-- start of Input for this task --

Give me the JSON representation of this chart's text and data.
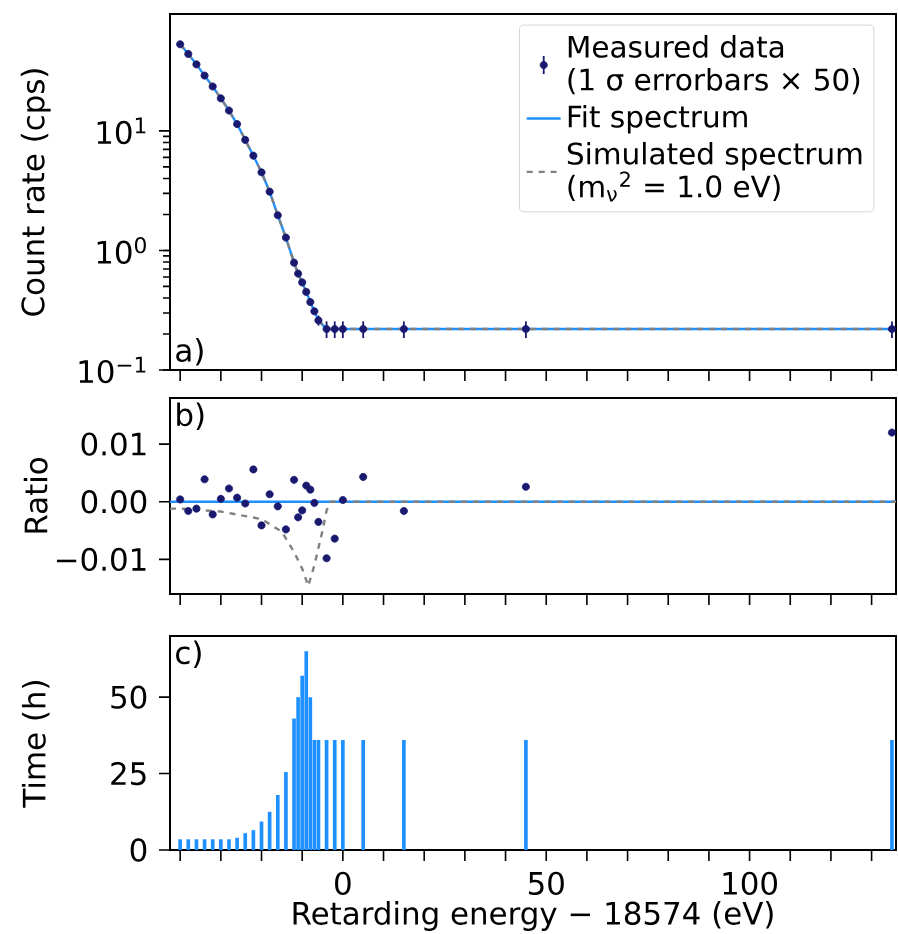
{
  "chart_data": [
    {
      "type": "scatter",
      "ylabel": "Count rate (cps)",
      "log": "y",
      "legend": "top right",
      "tick_labels": "y",
      "x": [
        -40,
        -38,
        -36,
        -34,
        -32,
        -30,
        -28,
        -26,
        -24,
        -22,
        -20,
        -18,
        -16,
        -14,
        -12,
        -11,
        -10,
        -9,
        -8,
        -7,
        -6,
        -4,
        -2,
        0,
        5,
        15,
        45,
        135
      ],
      "xlim": [
        -42.5,
        136
      ],
      "xticks": [
        {
          "value": -40,
          "label": null
        },
        {
          "value": -30,
          "label": null
        },
        {
          "value": -20,
          "label": null
        },
        {
          "value": -10,
          "label": null
        },
        0,
        {
          "value": 10,
          "label": null
        },
        {
          "value": 20,
          "label": null
        },
        {
          "value": 30,
          "label": null
        },
        {
          "value": 40,
          "label": null
        },
        50,
        {
          "value": 60,
          "label": null
        },
        {
          "value": 70,
          "label": null
        },
        {
          "value": 80,
          "label": null
        },
        {
          "value": 90,
          "label": null
        },
        100,
        {
          "value": 110,
          "label": null
        },
        {
          "value": 120,
          "label": null
        },
        {
          "value": 130,
          "label": null
        }
      ],
      "ylim": [
        0.1,
        95
      ],
      "yticks": [
        {
          "value": 0.1,
          "label": "10$^{−1}$"
        },
        {
          "value": 1,
          "label": "10$^{0}$"
        },
        {
          "value": 10,
          "label": "10$^{1}$"
        }
      ],
      "annotations": [
        "a)"
      ],
      "series": [
        {
          "name": "Measured data\n(1 σ errorbars × 50)",
          "type": "scatter",
          "marker": "circle",
          "color": "#191970",
          "values": [
            53,
            44,
            36,
            29,
            23.5,
            18.7,
            14.8,
            11.4,
            8.4,
            6.2,
            4.5,
            3.1,
            1.97,
            1.28,
            0.79,
            0.64,
            0.54,
            0.45,
            0.37,
            0.31,
            0.26,
            0.22,
            0.22,
            0.22,
            0.22,
            0.22,
            0.22,
            0.22
          ],
          "errors": [
            null,
            null,
            null,
            null,
            null,
            null,
            null,
            null,
            null,
            null,
            null,
            null,
            null,
            null,
            null,
            null,
            null,
            null,
            null,
            0.02,
            0.025,
            0.035,
            0.035,
            0.035,
            0.035,
            0.035,
            0.035,
            0.035
          ]
        },
        {
          "name": "Fit spectrum",
          "type": "line",
          "color": "#1e90ff",
          "values": [
            53,
            44,
            36,
            29,
            23.5,
            18.7,
            14.8,
            11.4,
            8.4,
            6.2,
            4.5,
            3.1,
            1.97,
            1.28,
            0.79,
            0.64,
            0.54,
            0.45,
            0.37,
            0.31,
            0.26,
            0.22,
            0.22,
            0.22,
            0.22,
            0.22,
            0.22,
            0.22
          ]
        },
        {
          "name": "Simulated spectrum\n(m$_{ν}$$^{2}$ = 1.0 eV)",
          "type": "line",
          "line_style": "dashed",
          "color": "#808080",
          "values": [
            53,
            44,
            36,
            29,
            23.5,
            18.7,
            14.8,
            11.4,
            8.4,
            6.2,
            4.5,
            3.1,
            1.97,
            1.28,
            0.79,
            0.64,
            0.54,
            0.45,
            0.37,
            0.31,
            0.26,
            0.22,
            0.22,
            0.22,
            0.22,
            0.22,
            0.22,
            0.22
          ]
        }
      ]
    },
    {
      "type": "scatter",
      "ylabel": "Ratio",
      "tick_labels": "y",
      "x": [
        -40,
        -38,
        -36,
        -34,
        -32,
        -30,
        -28,
        -26,
        -24,
        -22,
        -20,
        -18,
        -16,
        -14,
        -12,
        -11,
        -10,
        -9,
        -8,
        -7,
        -6,
        -4,
        -2,
        0,
        5,
        15,
        45,
        135
      ],
      "xlim": [
        -42.5,
        136
      ],
      "xticks": [
        {
          "value": -40,
          "label": null
        },
        {
          "value": -30,
          "label": null
        },
        {
          "value": -20,
          "label": null
        },
        {
          "value": -10,
          "label": null
        },
        0,
        {
          "value": 10,
          "label": null
        },
        {
          "value": 20,
          "label": null
        },
        {
          "value": 30,
          "label": null
        },
        {
          "value": 40,
          "label": null
        },
        50,
        {
          "value": 60,
          "label": null
        },
        {
          "value": 70,
          "label": null
        },
        {
          "value": 80,
          "label": null
        },
        {
          "value": 90,
          "label": null
        },
        100,
        {
          "value": 110,
          "label": null
        },
        {
          "value": 120,
          "label": null
        },
        {
          "value": 130,
          "label": null
        }
      ],
      "ylim": [
        -0.016,
        0.018
      ],
      "yticks": [
        {
          "value": -0.01,
          "label": "−0.01"
        },
        {
          "value": 0,
          "label": "0.00"
        },
        0.01
      ],
      "annotations": [
        "b)"
      ],
      "series": [
        {
          "type": "scatter",
          "marker": "circle",
          "color": "#191970",
          "values": [
            0.0004,
            -0.0016,
            -0.0012,
            0.0039,
            -0.0022,
            0.0005,
            0.0023,
            0.0007,
            -0.0003,
            0.0056,
            -0.0041,
            0.0013,
            -0.0008,
            -0.0048,
            0.0038,
            -0.0027,
            -0.0015,
            0.0028,
            0.0021,
            -0.0002,
            -0.0035,
            -0.0098,
            -0.0064,
            0.0003,
            0.0043,
            -0.0016,
            0.0026,
            0.012
          ]
        },
        {
          "type": "line",
          "color": "#1e90ff",
          "x": [
            -42.5,
            136
          ],
          "values": [
            0,
            0
          ]
        },
        {
          "type": "line",
          "line_style": "dashed",
          "color": "#808080",
          "x": [
            -42.5,
            -40,
            -30,
            -20,
            -15,
            -12,
            -10,
            -8.5,
            -7,
            -5,
            -4,
            -3,
            0,
            136
          ],
          "values": [
            -0.0012,
            -0.0012,
            -0.0017,
            -0.003,
            -0.0052,
            -0.0087,
            -0.0116,
            -0.0146,
            -0.011,
            -0.005,
            -0.0015,
            0,
            0,
            0
          ]
        }
      ]
    },
    {
      "type": "bar",
      "ylabel": "Time (h)",
      "xlabel": "Retarding energy − 18574 (eV)",
      "x": [
        -40,
        -38,
        -36,
        -34,
        -32,
        -30,
        -28,
        -26,
        -24,
        -22,
        -20,
        -18,
        -16,
        -14,
        -12,
        -11,
        -10,
        -9,
        -8,
        -7,
        -6,
        -4,
        -2,
        0,
        5,
        15,
        45,
        135
      ],
      "xlim": [
        -42.5,
        136
      ],
      "xticks": [
        {
          "value": -40,
          "label": null
        },
        {
          "value": -30,
          "label": null
        },
        {
          "value": -20,
          "label": null
        },
        {
          "value": -10,
          "label": null
        },
        0,
        {
          "value": 10,
          "label": null
        },
        {
          "value": 20,
          "label": null
        },
        {
          "value": 30,
          "label": null
        },
        {
          "value": 40,
          "label": null
        },
        50,
        {
          "value": 60,
          "label": null
        },
        {
          "value": 70,
          "label": null
        },
        {
          "value": 80,
          "label": null
        },
        {
          "value": 90,
          "label": null
        },
        100,
        {
          "value": 110,
          "label": null
        },
        {
          "value": 120,
          "label": null
        },
        {
          "value": 130,
          "label": null
        }
      ],
      "ylim": [
        0,
        70
      ],
      "yticks": [
        0,
        25,
        50
      ],
      "annotations": [
        "c)"
      ],
      "series": [
        {
          "color": "#1e90ff",
          "values": [
            3.5,
            3.5,
            3.5,
            3.5,
            3.5,
            3.5,
            3.5,
            4,
            5.5,
            6.5,
            9.3,
            12.5,
            18,
            25.5,
            43,
            50,
            57,
            65,
            50,
            36,
            36,
            36,
            36,
            36,
            36,
            36,
            36,
            36
          ]
        }
      ]
    }
  ]
}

-- end of Input for this task --

[Problem to work on]
Filter the entries above down to the lines containing the word "name".

[Solution to this problem]
          "name": "Measured data\n(1 σ errorbars × 50)",
          "name": "Fit spectrum",
          "name": "Simulated spectrum\n(m$_{ν}$$^{2}$ = 1.0 eV)",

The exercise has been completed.